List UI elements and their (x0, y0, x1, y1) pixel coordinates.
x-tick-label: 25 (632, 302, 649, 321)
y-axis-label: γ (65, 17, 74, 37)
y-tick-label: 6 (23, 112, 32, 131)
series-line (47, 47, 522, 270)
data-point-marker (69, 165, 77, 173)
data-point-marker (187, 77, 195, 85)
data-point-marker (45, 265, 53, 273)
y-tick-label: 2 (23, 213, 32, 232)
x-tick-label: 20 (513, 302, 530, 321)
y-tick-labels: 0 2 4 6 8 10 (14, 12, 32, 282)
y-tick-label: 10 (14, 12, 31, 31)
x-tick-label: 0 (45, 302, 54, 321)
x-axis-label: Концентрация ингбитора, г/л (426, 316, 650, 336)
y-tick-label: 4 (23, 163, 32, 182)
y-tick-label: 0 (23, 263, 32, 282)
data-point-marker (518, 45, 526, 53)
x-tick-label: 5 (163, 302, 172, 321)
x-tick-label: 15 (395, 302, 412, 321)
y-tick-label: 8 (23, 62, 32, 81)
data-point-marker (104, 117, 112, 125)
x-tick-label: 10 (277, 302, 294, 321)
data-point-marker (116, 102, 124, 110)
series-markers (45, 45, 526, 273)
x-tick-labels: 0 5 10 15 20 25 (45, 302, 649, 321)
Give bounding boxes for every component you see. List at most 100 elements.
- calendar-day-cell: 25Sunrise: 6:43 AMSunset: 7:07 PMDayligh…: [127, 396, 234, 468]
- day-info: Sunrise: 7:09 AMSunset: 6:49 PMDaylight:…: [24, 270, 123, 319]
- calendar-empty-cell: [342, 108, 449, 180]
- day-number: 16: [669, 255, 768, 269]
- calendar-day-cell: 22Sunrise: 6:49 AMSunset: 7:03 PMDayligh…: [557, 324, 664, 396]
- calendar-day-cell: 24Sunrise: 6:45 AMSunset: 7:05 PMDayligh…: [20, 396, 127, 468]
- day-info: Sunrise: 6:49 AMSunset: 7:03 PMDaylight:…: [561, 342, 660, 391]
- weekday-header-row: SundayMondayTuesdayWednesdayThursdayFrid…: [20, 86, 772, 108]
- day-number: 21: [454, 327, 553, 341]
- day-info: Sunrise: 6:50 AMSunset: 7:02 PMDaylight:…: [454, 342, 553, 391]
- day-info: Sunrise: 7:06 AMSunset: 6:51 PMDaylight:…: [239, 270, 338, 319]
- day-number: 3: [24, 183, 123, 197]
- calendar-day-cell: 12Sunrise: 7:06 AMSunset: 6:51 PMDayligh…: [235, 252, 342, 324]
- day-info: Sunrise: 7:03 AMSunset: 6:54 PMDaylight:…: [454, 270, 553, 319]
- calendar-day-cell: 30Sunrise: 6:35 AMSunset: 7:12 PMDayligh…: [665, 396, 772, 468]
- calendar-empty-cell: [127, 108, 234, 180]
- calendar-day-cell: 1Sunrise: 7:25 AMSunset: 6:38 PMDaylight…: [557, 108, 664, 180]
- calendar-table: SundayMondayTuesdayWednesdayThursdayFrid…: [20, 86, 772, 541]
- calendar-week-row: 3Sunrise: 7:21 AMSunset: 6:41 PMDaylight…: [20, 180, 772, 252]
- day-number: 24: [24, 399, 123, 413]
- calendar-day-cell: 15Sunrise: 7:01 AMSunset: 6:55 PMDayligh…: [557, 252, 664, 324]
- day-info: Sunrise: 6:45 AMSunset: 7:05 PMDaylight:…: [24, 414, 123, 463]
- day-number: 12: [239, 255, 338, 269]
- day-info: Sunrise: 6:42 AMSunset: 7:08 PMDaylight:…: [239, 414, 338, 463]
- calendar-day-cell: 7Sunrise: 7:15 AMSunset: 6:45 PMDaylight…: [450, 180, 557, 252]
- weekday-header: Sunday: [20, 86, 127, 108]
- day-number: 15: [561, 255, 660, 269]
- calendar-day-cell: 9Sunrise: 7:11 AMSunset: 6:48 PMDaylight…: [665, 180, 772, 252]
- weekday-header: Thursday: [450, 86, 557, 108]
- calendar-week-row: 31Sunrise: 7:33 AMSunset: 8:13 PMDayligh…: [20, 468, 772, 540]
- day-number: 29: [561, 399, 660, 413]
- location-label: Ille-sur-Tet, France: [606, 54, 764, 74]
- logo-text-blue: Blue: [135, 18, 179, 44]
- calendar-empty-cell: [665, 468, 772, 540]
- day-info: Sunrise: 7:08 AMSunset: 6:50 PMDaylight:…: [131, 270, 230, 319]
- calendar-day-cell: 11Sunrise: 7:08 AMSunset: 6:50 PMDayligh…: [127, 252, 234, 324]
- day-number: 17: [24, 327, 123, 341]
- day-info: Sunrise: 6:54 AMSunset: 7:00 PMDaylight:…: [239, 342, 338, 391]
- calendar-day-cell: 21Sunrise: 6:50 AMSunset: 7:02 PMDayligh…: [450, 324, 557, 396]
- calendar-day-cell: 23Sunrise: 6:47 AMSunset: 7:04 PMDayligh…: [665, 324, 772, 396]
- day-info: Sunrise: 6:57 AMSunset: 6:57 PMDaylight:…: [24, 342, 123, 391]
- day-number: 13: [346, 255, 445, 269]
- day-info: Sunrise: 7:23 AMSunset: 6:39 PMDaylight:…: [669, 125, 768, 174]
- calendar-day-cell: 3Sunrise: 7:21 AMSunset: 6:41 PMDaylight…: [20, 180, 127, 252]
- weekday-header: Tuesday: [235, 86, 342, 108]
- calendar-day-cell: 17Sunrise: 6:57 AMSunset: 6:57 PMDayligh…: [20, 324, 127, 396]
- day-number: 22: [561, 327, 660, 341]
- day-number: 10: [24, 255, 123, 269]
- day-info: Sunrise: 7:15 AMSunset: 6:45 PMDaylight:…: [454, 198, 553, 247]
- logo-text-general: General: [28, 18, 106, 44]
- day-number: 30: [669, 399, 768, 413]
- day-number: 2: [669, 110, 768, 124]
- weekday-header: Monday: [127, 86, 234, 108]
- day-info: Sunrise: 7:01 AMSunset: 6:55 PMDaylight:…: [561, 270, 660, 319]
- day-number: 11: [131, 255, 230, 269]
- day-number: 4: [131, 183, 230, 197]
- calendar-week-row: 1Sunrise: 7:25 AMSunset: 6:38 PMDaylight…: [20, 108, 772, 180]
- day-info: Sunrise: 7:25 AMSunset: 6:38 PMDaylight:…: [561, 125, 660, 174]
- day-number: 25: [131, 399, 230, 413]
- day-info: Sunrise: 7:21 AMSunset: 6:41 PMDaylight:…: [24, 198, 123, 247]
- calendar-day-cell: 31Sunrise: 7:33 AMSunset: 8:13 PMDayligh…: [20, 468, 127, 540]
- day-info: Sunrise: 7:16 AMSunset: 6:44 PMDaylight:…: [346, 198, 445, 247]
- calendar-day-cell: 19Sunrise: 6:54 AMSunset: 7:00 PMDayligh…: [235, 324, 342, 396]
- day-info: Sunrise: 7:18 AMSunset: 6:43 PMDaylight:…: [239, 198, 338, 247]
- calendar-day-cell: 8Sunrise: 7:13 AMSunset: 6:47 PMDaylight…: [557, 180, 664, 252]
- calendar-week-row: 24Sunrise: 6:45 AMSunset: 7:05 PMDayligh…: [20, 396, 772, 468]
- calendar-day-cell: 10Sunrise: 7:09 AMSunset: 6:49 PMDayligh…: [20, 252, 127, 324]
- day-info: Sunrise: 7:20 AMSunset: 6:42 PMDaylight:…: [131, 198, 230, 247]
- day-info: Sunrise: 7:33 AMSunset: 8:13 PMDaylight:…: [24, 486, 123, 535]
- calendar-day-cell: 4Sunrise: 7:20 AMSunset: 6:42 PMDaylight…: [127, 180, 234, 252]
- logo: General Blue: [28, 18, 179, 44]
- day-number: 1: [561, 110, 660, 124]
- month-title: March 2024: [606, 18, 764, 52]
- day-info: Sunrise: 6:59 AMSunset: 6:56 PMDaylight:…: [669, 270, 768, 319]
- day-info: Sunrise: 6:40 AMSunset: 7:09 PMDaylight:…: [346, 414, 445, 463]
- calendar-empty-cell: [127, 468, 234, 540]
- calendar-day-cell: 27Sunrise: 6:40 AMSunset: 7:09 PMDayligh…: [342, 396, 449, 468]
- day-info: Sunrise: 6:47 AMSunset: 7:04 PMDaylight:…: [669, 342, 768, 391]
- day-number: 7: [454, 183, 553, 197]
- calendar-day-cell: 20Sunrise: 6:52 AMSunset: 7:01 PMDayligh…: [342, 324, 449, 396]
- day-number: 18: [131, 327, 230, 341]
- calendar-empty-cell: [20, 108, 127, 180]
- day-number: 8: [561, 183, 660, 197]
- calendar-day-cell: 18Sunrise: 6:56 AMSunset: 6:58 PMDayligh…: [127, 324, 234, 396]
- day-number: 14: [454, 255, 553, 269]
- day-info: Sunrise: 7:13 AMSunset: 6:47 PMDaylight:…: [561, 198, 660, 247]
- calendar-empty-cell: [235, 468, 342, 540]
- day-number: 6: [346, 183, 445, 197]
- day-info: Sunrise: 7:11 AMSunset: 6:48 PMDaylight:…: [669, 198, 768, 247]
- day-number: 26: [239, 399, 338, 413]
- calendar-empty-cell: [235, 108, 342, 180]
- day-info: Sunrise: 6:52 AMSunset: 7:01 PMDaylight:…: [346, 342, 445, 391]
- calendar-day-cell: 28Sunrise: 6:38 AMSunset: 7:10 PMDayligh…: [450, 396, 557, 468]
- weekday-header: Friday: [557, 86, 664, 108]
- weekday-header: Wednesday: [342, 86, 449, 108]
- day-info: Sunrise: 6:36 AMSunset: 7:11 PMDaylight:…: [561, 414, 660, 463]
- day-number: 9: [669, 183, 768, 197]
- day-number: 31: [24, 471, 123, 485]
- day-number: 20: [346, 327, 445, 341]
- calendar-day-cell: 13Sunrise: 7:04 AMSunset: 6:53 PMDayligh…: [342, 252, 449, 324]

________________________________________

Directions for this task
Find every line in the items above that contains the word "empty", and copy each one.

Result of the task
- calendar-empty-cell: [342, 108, 449, 180]
- calendar-empty-cell: [127, 108, 234, 180]
- calendar-empty-cell: [665, 468, 772, 540]
- calendar-empty-cell: [127, 468, 234, 540]
- calendar-empty-cell: [20, 108, 127, 180]
- calendar-empty-cell: [235, 468, 342, 540]
- calendar-empty-cell: [235, 108, 342, 180]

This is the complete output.